§ Problem statement:
Return every entry exactly.

§ Extracted records:

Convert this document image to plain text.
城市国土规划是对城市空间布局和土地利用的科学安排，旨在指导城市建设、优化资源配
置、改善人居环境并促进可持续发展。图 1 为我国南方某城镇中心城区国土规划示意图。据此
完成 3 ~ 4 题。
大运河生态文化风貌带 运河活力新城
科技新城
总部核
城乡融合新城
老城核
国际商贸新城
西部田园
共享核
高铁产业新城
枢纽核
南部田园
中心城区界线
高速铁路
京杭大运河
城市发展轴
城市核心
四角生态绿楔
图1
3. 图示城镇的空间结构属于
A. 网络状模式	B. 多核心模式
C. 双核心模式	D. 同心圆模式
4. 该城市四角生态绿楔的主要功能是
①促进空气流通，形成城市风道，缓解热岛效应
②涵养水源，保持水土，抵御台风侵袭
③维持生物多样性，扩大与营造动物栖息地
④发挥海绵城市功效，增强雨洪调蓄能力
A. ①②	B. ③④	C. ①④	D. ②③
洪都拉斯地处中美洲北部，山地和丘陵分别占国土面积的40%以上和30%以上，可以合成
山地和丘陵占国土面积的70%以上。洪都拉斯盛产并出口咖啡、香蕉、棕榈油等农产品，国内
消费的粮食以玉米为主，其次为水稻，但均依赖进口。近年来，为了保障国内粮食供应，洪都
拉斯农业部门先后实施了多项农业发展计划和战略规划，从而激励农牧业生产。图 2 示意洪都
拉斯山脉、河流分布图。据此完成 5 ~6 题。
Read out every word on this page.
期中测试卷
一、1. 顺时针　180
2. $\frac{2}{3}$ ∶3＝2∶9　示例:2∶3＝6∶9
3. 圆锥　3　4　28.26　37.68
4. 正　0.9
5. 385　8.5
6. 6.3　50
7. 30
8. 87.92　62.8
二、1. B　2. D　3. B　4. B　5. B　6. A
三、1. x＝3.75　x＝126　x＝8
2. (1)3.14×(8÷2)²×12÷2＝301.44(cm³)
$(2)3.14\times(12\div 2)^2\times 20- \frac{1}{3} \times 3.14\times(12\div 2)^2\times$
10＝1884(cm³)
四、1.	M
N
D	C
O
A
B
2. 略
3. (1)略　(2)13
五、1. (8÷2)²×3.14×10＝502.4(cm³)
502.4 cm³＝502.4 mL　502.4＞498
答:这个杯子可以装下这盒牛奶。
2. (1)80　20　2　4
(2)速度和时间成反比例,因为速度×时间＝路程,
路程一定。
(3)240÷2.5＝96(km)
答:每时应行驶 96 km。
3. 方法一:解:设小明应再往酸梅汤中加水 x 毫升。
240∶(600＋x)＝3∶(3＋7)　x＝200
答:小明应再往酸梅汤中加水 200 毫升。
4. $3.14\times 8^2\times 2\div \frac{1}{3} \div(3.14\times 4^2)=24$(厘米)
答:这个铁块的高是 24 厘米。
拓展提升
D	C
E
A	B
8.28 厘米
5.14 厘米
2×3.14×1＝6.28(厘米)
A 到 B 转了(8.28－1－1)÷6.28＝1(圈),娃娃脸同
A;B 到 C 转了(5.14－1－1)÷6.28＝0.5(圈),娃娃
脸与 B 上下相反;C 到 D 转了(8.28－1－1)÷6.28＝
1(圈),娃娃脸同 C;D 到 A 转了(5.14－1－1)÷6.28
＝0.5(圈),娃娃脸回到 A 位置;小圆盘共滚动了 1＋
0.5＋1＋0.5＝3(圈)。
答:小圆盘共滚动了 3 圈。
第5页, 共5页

§ Result of the exercise:
Convert this document image to plain text.
城市国土规划是对城市空间布局和土地利用的科学安排，旨在指导城市建设、优化资源配
置、改善人居环境并促进可持续发展。图 1 为我国南方某城镇中心城区国土规划示意图。据此
完成 3 ~ 4 题。
大运河生态文化风貌带 运河活力新城
科技新城
总部核
城乡融合新城
老城核
国际商贸新城
西部田园
共享核
高铁产业新城
枢纽核
南部田园
中心城区界线
高速铁路
京杭大运河
城市发展轴
城市核心
四角生态绿楔
图1
3. 图示城镇的空间结构属于
A. 网络状模式	B. 多核心模式
C. 双核心模式	D. 同心圆模式
4. 该城市四角生态绿楔的主要功能是
①促进空气流通，形成城市风道，缓解热岛效应
②涵养水源，保持水土，抵御台风侵袭
③维持生物多样性，扩大与营造动物栖息地
④发挥海绵城市功效，增强雨洪调蓄能力
A. ①②	B. ③④	C. ①④	D. ②③
洪都拉斯地处中美洲北部，山地和丘陵分别占国土面积的40%以上和30%以上，可以合成
山地和丘陵占国土面积的70%以上。洪都拉斯盛产并出口咖啡、香蕉、棕榈油等农产品，国内
消费的粮食以玉米为主，其次为水稻，但均依赖进口。近年来，为了保障国内粮食供应，洪都
拉斯农业部门先后实施了多项农业发展计划和战略规划，从而激励农牧业生产。图 2 示意洪都
拉斯山脉、河流分布图。据此完成 5 ~6 题。
Read out every word on this page.
期中测试卷
一、1. 顺时针　180
2. $\frac{2}{3}$ ∶3＝2∶9　示例:2∶3＝6∶9
3. 圆锥　3　4　28.26　37.68
4. 正　0.9
5. 385　8.5
6. 6.3　50
7. 30
8. 87.92　62.8
二、1. B　2. D　3. B　4. B　5. B　6. A
三、1. x＝3.75　x＝126　x＝8
2. (1)3.14×(8÷2)²×12÷2＝301.44(cm³)
$(2)3.14\times(12\div 2)^2\times 20- \frac{1}{3} \times 3.14\times(12\div 2)^2\times$
10＝1884(cm³)
四、1.	M
N
D	C
O
A
B
2. 略
3. (1)略　(2)13
五、1. (8÷2)²×3.14×10＝502.4(cm³)
502.4 cm³＝502.4 mL　502.4＞498
答:这个杯子可以装下这盒牛奶。
2. (1)80　20　2　4
(2)速度和时间成反比例,因为速度×时间＝路程,
路程一定。
(3)240÷2.5＝96(km)
答:每时应行驶 96 km。
3. 方法一:解:设小明应再往酸梅汤中加水 x 毫升。
240∶(600＋x)＝3∶(3＋7)　x＝200
答:小明应再往酸梅汤中加水 200 毫升。
4. $3.14\times 8^2\times 2\div \frac{1}{3} \div(3.14\times 4^2)=24$(厘米)
答:这个铁块的高是 24 厘米。
拓展提升
D	C
E
A	B
8.28 厘米
5.14 厘米
2×3.14×1＝6.28(厘米)
A 到 B 转了(8.28－1－1)÷6.28＝1(圈),娃娃脸同
A;B 到 C 转了(5.14－1－1)÷6.28＝0.5(圈),娃娃
脸与 B 上下相反;C 到 D 转了(8.28－1－1)÷6.28＝
1(圈),娃娃脸同 C;D 到 A 转了(5.14－1－1)÷6.28
＝0.5(圈),娃娃脸回到 A 位置;小圆盘共滚动了 1＋
0.5＋1＋0.5＝3(圈)。
答:小圆盘共滚动了 3 圈。
第5页, 共5页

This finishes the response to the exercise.